Saved entries:

-- BEGIN --

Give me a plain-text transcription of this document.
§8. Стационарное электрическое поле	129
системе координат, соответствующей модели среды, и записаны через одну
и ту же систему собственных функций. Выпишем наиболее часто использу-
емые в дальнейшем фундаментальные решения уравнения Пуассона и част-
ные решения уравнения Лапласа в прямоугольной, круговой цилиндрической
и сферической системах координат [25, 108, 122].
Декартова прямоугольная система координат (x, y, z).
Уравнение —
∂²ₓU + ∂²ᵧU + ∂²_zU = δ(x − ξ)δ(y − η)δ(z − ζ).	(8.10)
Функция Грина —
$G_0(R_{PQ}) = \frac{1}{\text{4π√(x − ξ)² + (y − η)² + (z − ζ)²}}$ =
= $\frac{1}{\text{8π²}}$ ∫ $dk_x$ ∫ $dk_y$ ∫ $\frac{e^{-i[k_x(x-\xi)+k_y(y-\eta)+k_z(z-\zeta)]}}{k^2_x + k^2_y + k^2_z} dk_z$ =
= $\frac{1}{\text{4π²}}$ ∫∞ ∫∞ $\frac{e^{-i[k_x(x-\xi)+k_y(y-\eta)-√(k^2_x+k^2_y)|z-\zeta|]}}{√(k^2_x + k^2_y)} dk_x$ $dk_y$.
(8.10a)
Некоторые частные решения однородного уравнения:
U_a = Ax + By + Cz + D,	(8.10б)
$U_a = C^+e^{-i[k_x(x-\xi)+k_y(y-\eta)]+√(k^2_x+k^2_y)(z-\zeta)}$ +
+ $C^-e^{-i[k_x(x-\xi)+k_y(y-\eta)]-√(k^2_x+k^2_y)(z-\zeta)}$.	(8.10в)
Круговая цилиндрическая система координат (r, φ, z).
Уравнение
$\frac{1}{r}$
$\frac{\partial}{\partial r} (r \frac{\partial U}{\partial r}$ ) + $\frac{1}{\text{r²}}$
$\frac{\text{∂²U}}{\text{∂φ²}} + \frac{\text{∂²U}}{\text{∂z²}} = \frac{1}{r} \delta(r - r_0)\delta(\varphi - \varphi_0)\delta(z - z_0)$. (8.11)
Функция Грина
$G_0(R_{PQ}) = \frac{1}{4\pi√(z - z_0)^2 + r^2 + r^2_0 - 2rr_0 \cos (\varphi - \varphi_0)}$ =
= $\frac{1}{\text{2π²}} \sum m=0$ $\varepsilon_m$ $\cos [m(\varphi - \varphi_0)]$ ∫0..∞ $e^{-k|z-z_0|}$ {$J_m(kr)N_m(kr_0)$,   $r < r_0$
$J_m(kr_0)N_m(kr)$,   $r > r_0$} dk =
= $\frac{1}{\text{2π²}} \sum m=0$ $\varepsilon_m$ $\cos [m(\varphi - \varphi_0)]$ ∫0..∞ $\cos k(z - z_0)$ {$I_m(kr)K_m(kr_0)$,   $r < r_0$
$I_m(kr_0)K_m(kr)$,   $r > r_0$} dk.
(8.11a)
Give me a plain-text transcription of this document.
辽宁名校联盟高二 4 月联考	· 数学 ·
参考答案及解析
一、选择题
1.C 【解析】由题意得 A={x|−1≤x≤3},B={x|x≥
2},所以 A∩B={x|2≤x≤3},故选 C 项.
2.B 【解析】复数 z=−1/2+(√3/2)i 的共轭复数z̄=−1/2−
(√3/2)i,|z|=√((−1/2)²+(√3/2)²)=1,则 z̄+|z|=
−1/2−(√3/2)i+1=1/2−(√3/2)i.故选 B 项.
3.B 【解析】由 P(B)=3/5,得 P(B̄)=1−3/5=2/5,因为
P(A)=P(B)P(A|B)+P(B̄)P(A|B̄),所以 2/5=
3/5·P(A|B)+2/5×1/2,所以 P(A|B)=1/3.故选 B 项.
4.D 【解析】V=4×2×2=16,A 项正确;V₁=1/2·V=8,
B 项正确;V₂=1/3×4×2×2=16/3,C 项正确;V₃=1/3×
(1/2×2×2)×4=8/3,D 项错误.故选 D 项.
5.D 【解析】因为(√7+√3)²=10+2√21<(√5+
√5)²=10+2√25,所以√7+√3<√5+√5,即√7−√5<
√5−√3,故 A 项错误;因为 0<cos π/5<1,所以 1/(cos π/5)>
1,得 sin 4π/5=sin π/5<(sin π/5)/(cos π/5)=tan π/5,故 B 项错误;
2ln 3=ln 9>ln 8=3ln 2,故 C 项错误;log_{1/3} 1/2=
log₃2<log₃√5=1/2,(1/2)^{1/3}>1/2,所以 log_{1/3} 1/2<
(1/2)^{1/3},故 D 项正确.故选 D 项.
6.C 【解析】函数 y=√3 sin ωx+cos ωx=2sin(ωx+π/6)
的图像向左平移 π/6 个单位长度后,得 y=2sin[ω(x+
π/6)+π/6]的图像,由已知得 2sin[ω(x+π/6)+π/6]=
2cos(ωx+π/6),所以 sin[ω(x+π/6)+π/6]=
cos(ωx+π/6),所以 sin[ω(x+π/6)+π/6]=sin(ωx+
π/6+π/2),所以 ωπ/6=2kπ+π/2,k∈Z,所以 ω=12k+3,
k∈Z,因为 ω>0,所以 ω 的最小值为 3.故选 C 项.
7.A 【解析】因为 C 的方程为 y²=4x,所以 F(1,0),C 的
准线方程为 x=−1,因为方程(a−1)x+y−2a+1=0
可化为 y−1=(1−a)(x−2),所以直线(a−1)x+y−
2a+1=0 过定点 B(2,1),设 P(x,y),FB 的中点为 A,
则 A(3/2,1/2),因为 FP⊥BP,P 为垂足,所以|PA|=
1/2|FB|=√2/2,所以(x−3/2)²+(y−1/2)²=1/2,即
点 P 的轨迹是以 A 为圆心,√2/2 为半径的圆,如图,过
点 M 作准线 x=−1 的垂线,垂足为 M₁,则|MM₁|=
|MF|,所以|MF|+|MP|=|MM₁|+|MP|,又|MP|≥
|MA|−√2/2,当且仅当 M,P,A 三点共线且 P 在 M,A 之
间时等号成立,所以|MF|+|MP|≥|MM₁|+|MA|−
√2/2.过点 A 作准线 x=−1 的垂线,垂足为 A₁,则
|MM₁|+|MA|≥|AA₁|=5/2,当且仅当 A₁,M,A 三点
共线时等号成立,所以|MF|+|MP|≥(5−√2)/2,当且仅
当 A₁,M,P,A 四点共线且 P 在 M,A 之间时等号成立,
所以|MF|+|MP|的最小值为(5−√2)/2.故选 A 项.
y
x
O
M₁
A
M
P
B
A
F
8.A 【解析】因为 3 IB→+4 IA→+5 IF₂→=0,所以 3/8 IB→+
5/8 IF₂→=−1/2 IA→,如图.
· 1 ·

-- END --

Written exercise:
Go through the material above line by line and copy it exactly.

Expected answer:
Give me a plain-text transcription of this document.
§8. Стационарное электрическое поле	129
системе координат, соответствующей модели среды, и записаны через одну
и ту же систему собственных функций. Выпишем наиболее часто использу-
емые в дальнейшем фундаментальные решения уравнения Пуассона и част-
ные решения уравнения Лапласа в прямоугольной, круговой цилиндрической
и сферической системах координат [25, 108, 122].
Декартова прямоугольная система координат (x, y, z).
Уравнение —
∂²ₓU + ∂²ᵧU + ∂²_zU = δ(x − ξ)δ(y − η)δ(z − ζ).	(8.10)
Функция Грина —
$G_0(R_{PQ}) = \frac{1}{\text{4π√(x − ξ)² + (y − η)² + (z − ζ)²}}$ =
= $\frac{1}{\text{8π²}}$ ∫ $dk_x$ ∫ $dk_y$ ∫ $\frac{e^{-i[k_x(x-\xi)+k_y(y-\eta)+k_z(z-\zeta)]}}{k^2_x + k^2_y + k^2_z} dk_z$ =
= $\frac{1}{\text{4π²}}$ ∫∞ ∫∞ $\frac{e^{-i[k_x(x-\xi)+k_y(y-\eta)-√(k^2_x+k^2_y)|z-\zeta|]}}{√(k^2_x + k^2_y)} dk_x$ $dk_y$.
(8.10a)
Некоторые частные решения однородного уравнения:
U_a = Ax + By + Cz + D,	(8.10б)
$U_a = C^+e^{-i[k_x(x-\xi)+k_y(y-\eta)]+√(k^2_x+k^2_y)(z-\zeta)}$ +
+ $C^-e^{-i[k_x(x-\xi)+k_y(y-\eta)]-√(k^2_x+k^2_y)(z-\zeta)}$.	(8.10в)
Круговая цилиндрическая система координат (r, φ, z).
Уравнение
$\frac{1}{r}$
$\frac{\partial}{\partial r} (r \frac{\partial U}{\partial r}$ ) + $\frac{1}{\text{r²}}$
$\frac{\text{∂²U}}{\text{∂φ²}} + \frac{\text{∂²U}}{\text{∂z²}} = \frac{1}{r} \delta(r - r_0)\delta(\varphi - \varphi_0)\delta(z - z_0)$. (8.11)
Функция Грина
$G_0(R_{PQ}) = \frac{1}{4\pi√(z - z_0)^2 + r^2 + r^2_0 - 2rr_0 \cos (\varphi - \varphi_0)}$ =
= $\frac{1}{\text{2π²}} \sum m=0$ $\varepsilon_m$ $\cos [m(\varphi - \varphi_0)]$ ∫0..∞ $e^{-k|z-z_0|}$ {$J_m(kr)N_m(kr_0)$,   $r < r_0$
$J_m(kr_0)N_m(kr)$,   $r > r_0$} dk =
= $\frac{1}{\text{2π²}} \sum m=0$ $\varepsilon_m$ $\cos [m(\varphi - \varphi_0)]$ ∫0..∞ $\cos k(z - z_0)$ {$I_m(kr)K_m(kr_0)$,   $r < r_0$
$I_m(kr_0)K_m(kr)$,   $r > r_0$} dk.
(8.11a)
Give me a plain-text transcription of this document.
辽宁名校联盟高二 4 月联考	· 数学 ·
参考答案及解析
一、选择题
1.C 【解析】由题意得 A={x|−1≤x≤3},B={x|x≥
2},所以 A∩B={x|2≤x≤3},故选 C 项.
2.B 【解析】复数 z=−1/2+(√3/2)i 的共轭复数z̄=−1/2−
(√3/2)i,|z|=√((−1/2)²+(√3/2)²)=1,则 z̄+|z|=
−1/2−(√3/2)i+1=1/2−(√3/2)i.故选 B 项.
3.B 【解析】由 P(B)=3/5,得 P(B̄)=1−3/5=2/5,因为
P(A)=P(B)P(A|B)+P(B̄)P(A|B̄),所以 2/5=
3/5·P(A|B)+2/5×1/2,所以 P(A|B)=1/3.故选 B 项.
4.D 【解析】V=4×2×2=16,A 项正确;V₁=1/2·V=8,
B 项正确;V₂=1/3×4×2×2=16/3,C 项正确;V₃=1/3×
(1/2×2×2)×4=8/3,D 项错误.故选 D 项.
5.D 【解析】因为(√7+√3)²=10+2√21<(√5+
√5)²=10+2√25,所以√7+√3<√5+√5,即√7−√5<
√5−√3,故 A 项错误;因为 0<cos π/5<1,所以 1/(cos π/5)>
1,得 sin 4π/5=sin π/5<(sin π/5)/(cos π/5)=tan π/5,故 B 项错误;
2ln 3=ln 9>ln 8=3ln 2,故 C 项错误;log_{1/3} 1/2=
log₃2<log₃√5=1/2,(1/2)^{1/3}>1/2,所以 log_{1/3} 1/2<
(1/2)^{1/3},故 D 项正确.故选 D 项.
6.C 【解析】函数 y=√3 sin ωx+cos ωx=2sin(ωx+π/6)
的图像向左平移 π/6 个单位长度后,得 y=2sin[ω(x+
π/6)+π/6]的图像,由已知得 2sin[ω(x+π/6)+π/6]=
2cos(ωx+π/6),所以 sin[ω(x+π/6)+π/6]=
cos(ωx+π/6),所以 sin[ω(x+π/6)+π/6]=sin(ωx+
π/6+π/2),所以 ωπ/6=2kπ+π/2,k∈Z,所以 ω=12k+3,
k∈Z,因为 ω>0,所以 ω 的最小值为 3.故选 C 项.
7.A 【解析】因为 C 的方程为 y²=4x,所以 F(1,0),C 的
准线方程为 x=−1,因为方程(a−1)x+y−2a+1=0
可化为 y−1=(1−a)(x−2),所以直线(a−1)x+y−
2a+1=0 过定点 B(2,1),设 P(x,y),FB 的中点为 A,
则 A(3/2,1/2),因为 FP⊥BP,P 为垂足,所以|PA|=
1/2|FB|=√2/2,所以(x−3/2)²+(y−1/2)²=1/2,即
点 P 的轨迹是以 A 为圆心,√2/2 为半径的圆,如图,过
点 M 作准线 x=−1 的垂线,垂足为 M₁,则|MM₁|=
|MF|,所以|MF|+|MP|=|MM₁|+|MP|,又|MP|≥
|MA|−√2/2,当且仅当 M,P,A 三点共线且 P 在 M,A 之
间时等号成立,所以|MF|+|MP|≥|MM₁|+|MA|−
√2/2.过点 A 作准线 x=−1 的垂线,垂足为 A₁,则
|MM₁|+|MA|≥|AA₁|=5/2,当且仅当 A₁,M,A 三点
共线时等号成立,所以|MF|+|MP|≥(5−√2)/2,当且仅
当 A₁,M,P,A 四点共线且 P 在 M,A 之间时等号成立,
所以|MF|+|MP|的最小值为(5−√2)/2.故选 A 项.
y
x
O
M₁
A
M
P
B
A
F
8.A 【解析】因为 3 IB→+4 IA→+5 IF₂→=0,所以 3/8 IB→+
5/8 IF₂→=−1/2 IA→,如图.
· 1 ·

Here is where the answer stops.